- [PROBLEM TO SOLVE]:
What number of lines in the material contain the word "vína"? Give that number alone.

- [EXCERPTED DATA]:
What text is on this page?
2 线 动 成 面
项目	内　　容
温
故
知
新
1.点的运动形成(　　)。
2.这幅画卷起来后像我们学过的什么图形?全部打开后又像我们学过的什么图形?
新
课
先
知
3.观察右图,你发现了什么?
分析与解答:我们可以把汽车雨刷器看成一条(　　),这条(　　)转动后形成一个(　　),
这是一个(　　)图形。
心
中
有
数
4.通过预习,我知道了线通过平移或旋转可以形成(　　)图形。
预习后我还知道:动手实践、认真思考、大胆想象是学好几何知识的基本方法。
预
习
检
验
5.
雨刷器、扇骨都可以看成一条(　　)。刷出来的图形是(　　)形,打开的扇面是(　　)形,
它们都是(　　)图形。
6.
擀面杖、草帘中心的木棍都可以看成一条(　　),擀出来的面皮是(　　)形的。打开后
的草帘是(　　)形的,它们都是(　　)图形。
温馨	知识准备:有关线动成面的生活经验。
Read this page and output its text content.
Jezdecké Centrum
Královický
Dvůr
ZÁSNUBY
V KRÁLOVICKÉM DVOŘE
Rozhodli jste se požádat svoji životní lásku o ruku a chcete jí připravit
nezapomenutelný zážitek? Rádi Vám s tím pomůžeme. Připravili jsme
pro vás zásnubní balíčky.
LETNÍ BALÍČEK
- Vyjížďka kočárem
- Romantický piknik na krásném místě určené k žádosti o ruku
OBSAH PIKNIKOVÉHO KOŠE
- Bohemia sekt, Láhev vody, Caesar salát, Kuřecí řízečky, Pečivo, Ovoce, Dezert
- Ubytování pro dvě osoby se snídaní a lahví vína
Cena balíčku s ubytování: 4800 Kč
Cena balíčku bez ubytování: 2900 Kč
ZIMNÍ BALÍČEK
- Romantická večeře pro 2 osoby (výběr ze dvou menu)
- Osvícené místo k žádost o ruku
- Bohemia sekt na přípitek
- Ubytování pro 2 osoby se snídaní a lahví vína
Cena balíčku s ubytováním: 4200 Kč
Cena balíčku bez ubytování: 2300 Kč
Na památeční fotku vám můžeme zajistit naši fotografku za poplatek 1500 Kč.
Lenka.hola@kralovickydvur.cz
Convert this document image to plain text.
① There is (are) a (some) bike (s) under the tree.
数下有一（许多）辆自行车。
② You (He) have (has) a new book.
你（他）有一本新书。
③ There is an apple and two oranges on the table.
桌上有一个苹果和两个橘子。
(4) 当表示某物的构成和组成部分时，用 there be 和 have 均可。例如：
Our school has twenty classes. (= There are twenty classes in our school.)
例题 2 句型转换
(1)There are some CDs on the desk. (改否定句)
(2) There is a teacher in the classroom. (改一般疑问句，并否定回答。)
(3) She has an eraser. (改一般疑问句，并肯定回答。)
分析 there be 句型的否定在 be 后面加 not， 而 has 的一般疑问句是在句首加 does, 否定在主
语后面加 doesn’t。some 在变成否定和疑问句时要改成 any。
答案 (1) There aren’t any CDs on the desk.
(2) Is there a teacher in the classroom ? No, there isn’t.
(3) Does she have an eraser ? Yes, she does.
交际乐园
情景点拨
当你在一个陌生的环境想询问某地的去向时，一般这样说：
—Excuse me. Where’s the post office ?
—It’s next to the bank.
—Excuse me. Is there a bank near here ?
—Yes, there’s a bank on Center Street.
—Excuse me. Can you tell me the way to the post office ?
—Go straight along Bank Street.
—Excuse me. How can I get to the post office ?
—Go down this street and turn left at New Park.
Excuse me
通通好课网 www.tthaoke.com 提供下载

- [SOLUTION TO THIS TASK]:
2